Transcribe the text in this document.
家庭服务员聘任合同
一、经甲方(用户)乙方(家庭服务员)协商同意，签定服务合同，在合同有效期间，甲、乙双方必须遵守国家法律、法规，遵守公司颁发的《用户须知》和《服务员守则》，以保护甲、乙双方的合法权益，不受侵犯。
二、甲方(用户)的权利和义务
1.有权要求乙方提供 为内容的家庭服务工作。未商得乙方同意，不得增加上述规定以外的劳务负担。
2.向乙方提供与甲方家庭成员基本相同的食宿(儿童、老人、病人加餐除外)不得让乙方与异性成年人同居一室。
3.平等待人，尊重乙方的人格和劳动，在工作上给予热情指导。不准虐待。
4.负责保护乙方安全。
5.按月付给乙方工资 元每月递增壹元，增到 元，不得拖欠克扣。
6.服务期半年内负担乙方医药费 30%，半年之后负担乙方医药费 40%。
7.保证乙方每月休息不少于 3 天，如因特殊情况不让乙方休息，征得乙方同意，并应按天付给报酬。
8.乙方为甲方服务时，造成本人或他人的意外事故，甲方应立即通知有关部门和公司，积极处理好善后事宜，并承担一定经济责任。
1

Requirement:
Return the lines above exactly, keeping every word.

Exercise answer:
Transcribe the text in this document.
家庭服务员聘任合同
一、经甲方(用户)乙方(家庭服务员)协商同意，签定服务合同，在合同有效期间，甲、乙双方必须遵守国家法律、法规，遵守公司颁发的《用户须知》和《服务员守则》，以保护甲、乙双方的合法权益，不受侵犯。
二、甲方(用户)的权利和义务
1.有权要求乙方提供 为内容的家庭服务工作。未商得乙方同意，不得增加上述规定以外的劳务负担。
2.向乙方提供与甲方家庭成员基本相同的食宿(儿童、老人、病人加餐除外)不得让乙方与异性成年人同居一室。
3.平等待人，尊重乙方的人格和劳动，在工作上给予热情指导。不准虐待。
4.负责保护乙方安全。
5.按月付给乙方工资 元每月递增壹元，增到 元，不得拖欠克扣。
6.服务期半年内负担乙方医药费 30%，半年之后负担乙方医药费 40%。
7.保证乙方每月休息不少于 3 天，如因特殊情况不让乙方休息，征得乙方同意，并应按天付给报酬。
8.乙方为甲方服务时，造成本人或他人的意外事故，甲方应立即通知有关部门和公司，积极处理好善后事宜，并承担一定经济责任。
1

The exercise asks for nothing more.